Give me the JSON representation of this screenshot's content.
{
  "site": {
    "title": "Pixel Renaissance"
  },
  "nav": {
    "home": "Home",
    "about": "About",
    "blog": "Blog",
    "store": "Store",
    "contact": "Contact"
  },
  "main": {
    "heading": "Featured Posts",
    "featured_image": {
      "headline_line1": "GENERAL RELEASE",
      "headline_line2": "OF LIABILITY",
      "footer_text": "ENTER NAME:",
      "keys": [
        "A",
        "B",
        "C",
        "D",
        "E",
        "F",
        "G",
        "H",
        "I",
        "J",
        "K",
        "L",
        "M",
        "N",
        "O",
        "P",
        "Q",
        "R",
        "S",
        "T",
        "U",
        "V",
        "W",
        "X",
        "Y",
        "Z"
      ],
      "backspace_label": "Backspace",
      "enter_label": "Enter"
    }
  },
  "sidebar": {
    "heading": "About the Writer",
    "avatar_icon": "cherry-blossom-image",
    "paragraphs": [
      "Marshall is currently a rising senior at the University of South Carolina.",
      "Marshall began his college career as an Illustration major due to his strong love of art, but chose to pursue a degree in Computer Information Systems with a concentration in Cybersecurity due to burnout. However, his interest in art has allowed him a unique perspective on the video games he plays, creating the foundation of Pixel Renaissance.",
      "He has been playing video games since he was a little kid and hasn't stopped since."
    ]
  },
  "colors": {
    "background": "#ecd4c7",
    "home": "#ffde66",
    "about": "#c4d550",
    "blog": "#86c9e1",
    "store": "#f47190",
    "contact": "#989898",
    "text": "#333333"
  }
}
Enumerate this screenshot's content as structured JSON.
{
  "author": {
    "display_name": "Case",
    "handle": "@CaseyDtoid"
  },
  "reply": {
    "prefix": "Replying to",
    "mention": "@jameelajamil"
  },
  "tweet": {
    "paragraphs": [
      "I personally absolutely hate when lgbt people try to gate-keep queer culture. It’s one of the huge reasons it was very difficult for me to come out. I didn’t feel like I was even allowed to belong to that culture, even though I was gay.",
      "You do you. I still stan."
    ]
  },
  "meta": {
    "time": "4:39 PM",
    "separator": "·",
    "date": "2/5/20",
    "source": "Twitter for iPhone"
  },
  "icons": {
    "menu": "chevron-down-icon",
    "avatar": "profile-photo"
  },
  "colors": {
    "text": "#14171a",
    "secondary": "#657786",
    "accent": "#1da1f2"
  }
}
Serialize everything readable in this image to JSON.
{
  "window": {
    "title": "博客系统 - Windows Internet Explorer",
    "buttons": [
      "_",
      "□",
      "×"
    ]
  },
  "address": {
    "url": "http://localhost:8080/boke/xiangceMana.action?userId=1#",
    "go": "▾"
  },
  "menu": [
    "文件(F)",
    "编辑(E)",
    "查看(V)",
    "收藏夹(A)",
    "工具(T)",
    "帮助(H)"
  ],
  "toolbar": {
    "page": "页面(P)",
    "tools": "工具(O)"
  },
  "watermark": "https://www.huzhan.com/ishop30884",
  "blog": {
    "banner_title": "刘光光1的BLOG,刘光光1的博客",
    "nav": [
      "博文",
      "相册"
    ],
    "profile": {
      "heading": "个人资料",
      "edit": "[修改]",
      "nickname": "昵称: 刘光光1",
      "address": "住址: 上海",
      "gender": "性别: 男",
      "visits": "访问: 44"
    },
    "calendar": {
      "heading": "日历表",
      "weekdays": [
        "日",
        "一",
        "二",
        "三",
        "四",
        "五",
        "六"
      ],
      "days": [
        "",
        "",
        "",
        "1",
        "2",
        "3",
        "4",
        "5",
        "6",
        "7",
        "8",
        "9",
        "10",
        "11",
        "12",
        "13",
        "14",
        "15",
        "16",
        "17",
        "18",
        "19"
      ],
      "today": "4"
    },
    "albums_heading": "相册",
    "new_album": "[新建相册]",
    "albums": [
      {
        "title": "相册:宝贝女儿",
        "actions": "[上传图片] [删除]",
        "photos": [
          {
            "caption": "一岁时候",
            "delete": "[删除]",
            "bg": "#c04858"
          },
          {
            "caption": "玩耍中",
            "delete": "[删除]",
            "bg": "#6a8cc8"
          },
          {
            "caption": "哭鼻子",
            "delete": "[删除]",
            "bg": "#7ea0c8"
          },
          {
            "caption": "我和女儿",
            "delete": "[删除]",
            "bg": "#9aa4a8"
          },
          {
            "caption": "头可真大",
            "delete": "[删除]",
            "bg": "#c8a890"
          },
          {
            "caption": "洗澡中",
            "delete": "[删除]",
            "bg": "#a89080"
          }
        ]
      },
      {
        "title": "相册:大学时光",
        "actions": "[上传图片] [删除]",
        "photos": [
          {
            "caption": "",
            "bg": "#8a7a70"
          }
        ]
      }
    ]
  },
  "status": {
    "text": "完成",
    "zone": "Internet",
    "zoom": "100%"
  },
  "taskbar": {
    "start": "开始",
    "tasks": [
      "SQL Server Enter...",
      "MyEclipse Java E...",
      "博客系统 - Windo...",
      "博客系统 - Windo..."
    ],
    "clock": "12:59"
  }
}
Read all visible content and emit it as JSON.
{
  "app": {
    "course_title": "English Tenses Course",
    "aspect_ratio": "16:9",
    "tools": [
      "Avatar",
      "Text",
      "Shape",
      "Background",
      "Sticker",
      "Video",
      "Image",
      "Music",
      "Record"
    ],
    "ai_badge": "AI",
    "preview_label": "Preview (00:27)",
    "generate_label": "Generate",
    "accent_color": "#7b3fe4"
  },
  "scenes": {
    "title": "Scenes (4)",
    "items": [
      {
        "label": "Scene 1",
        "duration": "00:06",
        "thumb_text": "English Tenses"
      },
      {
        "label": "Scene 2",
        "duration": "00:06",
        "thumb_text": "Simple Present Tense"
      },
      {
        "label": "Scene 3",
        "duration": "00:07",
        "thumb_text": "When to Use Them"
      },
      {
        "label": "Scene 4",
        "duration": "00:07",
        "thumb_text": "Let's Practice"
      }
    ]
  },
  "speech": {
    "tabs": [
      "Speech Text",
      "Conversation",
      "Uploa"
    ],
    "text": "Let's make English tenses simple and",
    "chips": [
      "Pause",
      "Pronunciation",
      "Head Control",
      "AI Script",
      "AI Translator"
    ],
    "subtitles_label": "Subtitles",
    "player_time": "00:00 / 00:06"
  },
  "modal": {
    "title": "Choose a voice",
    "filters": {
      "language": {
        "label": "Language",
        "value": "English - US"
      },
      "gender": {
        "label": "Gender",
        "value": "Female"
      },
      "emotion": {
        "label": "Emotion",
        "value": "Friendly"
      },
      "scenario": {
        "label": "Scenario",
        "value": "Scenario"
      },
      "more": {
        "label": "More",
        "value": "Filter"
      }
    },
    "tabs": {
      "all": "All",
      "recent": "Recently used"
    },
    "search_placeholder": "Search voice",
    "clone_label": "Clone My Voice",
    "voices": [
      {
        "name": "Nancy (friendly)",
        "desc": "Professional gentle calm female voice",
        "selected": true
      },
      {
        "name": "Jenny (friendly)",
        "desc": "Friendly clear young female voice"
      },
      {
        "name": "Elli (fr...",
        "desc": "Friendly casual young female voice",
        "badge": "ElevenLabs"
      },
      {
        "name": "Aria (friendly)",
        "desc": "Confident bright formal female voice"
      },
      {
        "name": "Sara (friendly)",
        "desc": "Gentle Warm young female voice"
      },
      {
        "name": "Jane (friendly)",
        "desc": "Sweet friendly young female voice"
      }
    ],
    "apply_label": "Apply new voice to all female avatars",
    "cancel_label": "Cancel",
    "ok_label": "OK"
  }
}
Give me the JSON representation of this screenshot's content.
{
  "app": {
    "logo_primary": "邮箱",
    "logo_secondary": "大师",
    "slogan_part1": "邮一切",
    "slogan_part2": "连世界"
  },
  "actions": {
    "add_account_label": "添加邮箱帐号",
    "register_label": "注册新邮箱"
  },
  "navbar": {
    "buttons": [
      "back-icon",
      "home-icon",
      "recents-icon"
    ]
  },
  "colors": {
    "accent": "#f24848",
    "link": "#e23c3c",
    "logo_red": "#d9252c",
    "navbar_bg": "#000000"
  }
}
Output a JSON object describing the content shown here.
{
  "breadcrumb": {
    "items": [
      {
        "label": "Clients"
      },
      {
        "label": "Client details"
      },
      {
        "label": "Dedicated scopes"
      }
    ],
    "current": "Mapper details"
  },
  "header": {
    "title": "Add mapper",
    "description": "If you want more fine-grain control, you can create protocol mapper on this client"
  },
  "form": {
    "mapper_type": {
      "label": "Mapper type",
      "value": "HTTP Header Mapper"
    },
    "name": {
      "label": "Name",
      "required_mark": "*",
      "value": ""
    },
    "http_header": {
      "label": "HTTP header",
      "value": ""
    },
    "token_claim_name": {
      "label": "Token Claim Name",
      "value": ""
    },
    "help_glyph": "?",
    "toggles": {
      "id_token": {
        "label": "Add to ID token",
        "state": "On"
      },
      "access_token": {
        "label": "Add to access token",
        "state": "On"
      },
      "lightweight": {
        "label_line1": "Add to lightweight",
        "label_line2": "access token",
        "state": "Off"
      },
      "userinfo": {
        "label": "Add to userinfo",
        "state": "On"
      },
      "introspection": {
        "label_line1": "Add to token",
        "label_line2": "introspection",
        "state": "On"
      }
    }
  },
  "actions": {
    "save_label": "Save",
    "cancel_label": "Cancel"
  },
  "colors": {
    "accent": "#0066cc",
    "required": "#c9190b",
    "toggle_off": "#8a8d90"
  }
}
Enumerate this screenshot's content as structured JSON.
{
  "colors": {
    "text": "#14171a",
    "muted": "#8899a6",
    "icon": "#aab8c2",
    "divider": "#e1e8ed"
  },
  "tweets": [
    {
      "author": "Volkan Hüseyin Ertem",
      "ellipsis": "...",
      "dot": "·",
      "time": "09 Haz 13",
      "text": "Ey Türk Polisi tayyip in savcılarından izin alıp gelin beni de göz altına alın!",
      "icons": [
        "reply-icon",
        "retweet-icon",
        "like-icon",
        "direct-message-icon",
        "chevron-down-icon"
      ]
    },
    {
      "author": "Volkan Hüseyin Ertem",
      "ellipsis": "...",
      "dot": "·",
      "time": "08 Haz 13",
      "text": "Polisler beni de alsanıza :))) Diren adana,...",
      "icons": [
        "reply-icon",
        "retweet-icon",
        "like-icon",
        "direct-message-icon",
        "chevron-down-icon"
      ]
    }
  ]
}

WHAT YOU NEED TO DO -
Give only the number of lines in the data that hold the string "Marshall".

SOLUTION TO THIS TASK -
2